→ **Short task**
State how many lines of the entries hold the string "ylabel". Reply with the number alone.

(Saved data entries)
++++++++

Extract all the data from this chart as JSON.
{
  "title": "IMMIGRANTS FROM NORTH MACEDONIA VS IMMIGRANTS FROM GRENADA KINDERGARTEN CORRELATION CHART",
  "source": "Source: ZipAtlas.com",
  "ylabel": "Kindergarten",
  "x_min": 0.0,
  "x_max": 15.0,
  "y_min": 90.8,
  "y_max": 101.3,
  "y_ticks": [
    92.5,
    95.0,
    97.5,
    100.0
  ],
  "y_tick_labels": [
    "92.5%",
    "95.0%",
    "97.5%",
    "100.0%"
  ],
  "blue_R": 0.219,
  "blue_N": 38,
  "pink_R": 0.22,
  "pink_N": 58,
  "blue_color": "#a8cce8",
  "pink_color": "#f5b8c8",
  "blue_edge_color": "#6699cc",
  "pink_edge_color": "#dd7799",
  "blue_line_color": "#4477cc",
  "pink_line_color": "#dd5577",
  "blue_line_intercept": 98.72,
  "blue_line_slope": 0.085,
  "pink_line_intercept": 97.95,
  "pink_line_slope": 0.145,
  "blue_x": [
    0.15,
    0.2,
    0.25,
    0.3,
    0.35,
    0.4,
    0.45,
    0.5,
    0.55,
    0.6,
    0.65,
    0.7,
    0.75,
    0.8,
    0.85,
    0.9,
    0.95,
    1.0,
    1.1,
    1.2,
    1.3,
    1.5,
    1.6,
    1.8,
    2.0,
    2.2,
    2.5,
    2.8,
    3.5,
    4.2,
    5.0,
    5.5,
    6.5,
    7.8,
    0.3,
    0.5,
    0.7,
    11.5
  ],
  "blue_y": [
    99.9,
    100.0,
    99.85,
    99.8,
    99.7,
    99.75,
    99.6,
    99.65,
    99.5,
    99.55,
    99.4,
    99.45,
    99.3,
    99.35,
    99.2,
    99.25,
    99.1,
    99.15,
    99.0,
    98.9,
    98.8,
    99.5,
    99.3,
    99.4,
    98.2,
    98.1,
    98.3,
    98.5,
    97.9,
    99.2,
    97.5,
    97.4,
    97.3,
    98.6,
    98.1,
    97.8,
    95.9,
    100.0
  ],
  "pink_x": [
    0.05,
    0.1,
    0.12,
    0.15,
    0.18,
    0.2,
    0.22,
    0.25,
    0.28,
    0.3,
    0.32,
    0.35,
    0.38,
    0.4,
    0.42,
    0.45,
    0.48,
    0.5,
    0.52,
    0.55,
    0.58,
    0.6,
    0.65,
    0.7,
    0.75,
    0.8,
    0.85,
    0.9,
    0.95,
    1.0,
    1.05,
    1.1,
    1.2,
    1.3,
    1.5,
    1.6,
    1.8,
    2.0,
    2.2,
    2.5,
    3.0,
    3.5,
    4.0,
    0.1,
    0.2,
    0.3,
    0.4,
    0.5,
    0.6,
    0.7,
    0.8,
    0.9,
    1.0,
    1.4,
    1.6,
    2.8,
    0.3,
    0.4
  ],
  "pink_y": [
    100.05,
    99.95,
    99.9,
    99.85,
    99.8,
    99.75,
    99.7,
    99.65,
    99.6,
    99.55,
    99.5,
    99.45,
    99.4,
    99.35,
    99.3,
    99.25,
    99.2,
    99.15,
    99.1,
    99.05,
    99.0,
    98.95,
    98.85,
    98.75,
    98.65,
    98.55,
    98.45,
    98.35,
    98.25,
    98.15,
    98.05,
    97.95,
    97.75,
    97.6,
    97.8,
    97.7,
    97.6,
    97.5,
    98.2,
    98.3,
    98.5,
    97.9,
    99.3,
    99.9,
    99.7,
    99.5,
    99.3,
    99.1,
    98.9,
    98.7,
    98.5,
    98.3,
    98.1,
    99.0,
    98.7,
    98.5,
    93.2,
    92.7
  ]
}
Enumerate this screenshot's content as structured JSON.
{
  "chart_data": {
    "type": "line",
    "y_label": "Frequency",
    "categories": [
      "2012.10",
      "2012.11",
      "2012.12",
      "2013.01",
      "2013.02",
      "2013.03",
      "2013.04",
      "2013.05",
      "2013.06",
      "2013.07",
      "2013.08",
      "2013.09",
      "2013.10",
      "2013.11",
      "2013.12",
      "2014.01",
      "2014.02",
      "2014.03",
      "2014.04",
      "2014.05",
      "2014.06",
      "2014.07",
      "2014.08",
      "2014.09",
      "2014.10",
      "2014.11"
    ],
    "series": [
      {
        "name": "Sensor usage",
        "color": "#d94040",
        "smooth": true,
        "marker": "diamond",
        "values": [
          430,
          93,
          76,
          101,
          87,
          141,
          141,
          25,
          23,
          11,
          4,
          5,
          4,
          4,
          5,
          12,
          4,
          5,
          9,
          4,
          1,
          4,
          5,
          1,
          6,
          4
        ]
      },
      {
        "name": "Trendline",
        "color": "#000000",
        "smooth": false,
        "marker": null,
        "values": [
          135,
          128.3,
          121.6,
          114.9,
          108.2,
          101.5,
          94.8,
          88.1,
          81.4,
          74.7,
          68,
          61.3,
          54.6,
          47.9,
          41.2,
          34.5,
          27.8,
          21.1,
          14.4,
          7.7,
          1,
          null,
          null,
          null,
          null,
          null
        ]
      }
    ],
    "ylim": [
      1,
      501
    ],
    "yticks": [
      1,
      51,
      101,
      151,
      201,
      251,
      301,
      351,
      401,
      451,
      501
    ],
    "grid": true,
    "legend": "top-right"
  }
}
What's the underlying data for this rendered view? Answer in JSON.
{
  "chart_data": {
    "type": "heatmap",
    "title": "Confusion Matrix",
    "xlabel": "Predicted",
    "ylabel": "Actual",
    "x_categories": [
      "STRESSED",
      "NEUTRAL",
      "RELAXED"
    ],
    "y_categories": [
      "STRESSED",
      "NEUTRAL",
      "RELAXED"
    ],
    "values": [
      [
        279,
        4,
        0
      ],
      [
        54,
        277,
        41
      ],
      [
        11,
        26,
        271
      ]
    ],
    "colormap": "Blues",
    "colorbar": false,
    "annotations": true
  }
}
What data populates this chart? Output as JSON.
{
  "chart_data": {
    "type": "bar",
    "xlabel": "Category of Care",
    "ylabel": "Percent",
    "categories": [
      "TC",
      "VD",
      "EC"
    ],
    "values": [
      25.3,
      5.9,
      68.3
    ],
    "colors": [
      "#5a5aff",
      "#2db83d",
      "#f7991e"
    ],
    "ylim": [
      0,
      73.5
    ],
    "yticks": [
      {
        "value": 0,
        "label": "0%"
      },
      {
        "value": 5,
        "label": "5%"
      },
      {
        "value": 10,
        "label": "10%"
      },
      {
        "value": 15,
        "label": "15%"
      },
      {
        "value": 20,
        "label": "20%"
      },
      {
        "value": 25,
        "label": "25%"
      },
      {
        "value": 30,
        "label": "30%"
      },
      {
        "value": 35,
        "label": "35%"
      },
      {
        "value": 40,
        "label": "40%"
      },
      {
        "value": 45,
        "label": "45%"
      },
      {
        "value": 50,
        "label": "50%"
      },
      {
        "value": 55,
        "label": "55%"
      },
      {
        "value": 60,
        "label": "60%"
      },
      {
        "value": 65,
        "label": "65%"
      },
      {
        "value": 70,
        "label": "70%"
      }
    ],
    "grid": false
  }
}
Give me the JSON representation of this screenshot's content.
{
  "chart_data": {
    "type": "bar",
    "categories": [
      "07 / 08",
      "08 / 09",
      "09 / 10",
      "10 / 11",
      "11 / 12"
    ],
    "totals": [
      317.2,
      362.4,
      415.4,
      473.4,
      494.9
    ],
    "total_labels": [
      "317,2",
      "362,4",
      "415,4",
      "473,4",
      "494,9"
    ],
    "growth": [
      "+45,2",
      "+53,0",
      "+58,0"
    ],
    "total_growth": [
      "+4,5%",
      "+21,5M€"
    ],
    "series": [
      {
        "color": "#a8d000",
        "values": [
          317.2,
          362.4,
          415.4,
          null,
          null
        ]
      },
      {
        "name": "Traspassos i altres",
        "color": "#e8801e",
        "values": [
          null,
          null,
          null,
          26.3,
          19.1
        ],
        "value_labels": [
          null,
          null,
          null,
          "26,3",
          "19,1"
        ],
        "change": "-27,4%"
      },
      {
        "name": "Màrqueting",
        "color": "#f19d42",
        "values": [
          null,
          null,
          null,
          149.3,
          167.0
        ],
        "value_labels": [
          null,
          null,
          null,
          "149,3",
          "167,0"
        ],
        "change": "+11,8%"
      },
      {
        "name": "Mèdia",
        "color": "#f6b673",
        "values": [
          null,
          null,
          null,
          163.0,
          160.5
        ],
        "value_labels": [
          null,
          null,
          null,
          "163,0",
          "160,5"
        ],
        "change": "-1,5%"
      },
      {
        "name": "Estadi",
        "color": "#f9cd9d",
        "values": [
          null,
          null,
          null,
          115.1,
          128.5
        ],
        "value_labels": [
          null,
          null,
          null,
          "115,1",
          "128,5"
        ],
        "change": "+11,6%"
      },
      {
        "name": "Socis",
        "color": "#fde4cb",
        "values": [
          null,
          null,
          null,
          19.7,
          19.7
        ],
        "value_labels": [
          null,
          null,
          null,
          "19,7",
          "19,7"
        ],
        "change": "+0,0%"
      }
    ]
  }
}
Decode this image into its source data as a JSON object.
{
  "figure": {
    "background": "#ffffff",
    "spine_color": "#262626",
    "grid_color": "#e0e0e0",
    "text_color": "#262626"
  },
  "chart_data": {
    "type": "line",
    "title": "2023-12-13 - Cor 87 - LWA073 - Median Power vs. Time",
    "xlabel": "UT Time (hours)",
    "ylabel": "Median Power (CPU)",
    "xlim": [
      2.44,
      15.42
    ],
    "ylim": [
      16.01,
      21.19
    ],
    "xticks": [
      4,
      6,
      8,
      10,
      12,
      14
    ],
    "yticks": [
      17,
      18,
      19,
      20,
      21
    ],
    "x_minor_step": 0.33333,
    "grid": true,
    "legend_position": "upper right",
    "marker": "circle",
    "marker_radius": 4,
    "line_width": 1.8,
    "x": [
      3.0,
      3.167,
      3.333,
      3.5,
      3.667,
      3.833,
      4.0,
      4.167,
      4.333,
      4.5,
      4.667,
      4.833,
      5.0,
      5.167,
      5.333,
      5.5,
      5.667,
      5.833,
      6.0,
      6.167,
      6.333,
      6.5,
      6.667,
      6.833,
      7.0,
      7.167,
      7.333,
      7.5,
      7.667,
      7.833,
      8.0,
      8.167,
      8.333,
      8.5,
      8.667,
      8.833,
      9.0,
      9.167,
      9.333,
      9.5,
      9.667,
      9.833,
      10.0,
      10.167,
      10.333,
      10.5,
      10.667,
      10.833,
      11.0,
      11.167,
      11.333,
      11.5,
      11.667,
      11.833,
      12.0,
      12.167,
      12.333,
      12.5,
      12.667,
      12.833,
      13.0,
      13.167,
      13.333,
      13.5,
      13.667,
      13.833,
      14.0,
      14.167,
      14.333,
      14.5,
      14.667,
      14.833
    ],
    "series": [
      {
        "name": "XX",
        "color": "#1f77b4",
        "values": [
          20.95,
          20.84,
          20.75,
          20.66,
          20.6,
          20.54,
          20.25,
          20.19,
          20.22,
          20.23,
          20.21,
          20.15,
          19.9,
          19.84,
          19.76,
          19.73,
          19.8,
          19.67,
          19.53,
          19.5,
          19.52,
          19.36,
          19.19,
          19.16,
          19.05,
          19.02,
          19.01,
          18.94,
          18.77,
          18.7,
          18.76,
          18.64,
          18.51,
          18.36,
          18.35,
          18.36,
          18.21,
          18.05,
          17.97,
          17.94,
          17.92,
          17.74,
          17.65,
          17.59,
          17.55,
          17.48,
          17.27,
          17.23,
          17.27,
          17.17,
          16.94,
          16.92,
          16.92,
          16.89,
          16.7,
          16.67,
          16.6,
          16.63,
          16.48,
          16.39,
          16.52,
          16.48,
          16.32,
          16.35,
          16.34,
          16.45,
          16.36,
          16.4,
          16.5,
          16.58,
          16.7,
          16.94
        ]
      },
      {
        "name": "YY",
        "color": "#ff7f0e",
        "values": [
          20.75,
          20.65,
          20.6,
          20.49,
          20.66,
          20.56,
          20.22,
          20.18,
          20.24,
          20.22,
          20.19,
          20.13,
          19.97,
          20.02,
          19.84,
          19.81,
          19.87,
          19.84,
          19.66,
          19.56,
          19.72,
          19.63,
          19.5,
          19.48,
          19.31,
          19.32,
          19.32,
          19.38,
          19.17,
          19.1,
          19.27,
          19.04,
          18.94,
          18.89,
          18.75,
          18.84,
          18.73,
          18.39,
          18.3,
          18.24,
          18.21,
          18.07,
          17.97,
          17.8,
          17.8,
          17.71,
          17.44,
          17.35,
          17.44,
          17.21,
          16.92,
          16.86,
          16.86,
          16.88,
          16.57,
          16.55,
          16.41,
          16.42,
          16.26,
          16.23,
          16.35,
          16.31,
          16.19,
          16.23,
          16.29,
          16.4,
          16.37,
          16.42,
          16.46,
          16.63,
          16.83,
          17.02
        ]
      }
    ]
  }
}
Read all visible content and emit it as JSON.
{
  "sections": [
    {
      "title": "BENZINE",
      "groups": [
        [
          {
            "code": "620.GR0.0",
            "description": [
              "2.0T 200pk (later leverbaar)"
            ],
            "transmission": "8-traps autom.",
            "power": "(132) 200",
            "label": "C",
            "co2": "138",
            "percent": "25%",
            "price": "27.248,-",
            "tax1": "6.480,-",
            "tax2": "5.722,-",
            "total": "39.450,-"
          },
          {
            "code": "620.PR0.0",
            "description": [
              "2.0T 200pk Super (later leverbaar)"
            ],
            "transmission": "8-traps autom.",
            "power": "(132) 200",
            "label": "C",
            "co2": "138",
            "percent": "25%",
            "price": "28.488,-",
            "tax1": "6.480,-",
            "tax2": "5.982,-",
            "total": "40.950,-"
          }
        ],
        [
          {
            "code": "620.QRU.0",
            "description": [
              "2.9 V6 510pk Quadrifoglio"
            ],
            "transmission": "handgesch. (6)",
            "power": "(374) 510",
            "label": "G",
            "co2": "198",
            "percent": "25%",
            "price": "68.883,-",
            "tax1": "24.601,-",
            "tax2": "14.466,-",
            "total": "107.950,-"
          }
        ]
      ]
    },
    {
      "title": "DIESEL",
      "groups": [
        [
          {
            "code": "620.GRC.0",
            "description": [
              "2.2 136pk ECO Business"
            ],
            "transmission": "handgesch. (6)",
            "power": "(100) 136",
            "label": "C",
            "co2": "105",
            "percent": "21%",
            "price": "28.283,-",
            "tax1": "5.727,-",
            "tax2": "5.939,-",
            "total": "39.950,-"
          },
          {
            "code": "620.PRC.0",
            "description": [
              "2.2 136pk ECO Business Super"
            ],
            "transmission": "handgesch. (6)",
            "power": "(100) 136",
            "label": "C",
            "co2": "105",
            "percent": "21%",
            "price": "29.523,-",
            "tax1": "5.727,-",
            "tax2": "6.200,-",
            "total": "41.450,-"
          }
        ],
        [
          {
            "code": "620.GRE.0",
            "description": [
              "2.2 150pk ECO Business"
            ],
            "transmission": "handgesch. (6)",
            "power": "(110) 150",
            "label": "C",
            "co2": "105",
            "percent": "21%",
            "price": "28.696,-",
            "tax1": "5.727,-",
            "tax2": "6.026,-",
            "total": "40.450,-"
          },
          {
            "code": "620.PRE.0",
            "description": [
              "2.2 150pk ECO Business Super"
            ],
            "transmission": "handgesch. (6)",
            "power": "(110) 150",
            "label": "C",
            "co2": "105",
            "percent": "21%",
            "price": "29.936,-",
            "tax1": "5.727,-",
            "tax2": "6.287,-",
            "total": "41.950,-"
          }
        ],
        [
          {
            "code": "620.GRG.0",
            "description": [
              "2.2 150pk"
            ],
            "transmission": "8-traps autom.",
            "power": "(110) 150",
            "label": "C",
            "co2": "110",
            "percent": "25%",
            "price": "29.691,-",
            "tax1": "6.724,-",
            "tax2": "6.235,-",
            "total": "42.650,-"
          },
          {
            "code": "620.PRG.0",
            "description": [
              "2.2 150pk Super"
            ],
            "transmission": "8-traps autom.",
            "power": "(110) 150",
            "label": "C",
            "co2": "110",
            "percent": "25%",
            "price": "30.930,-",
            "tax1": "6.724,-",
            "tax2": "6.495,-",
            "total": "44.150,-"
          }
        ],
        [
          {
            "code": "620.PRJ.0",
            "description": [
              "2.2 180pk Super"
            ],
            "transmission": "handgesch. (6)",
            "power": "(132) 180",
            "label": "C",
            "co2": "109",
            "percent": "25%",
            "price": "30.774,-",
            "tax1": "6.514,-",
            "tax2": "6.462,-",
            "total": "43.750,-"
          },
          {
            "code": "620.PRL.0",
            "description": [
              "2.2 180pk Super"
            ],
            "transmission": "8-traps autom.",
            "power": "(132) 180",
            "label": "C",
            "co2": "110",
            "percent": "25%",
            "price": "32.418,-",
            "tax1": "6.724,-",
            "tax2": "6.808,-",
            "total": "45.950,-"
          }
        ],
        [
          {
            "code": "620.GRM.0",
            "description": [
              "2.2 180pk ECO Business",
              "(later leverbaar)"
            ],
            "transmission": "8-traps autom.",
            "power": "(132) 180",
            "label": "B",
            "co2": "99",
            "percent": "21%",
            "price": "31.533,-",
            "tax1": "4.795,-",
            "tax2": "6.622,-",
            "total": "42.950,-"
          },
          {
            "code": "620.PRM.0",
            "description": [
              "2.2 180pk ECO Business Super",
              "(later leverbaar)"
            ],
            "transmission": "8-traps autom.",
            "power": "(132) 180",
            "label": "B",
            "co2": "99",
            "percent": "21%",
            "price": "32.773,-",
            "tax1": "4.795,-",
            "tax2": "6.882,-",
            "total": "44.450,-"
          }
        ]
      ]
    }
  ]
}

++++++++

→ **Solution**
4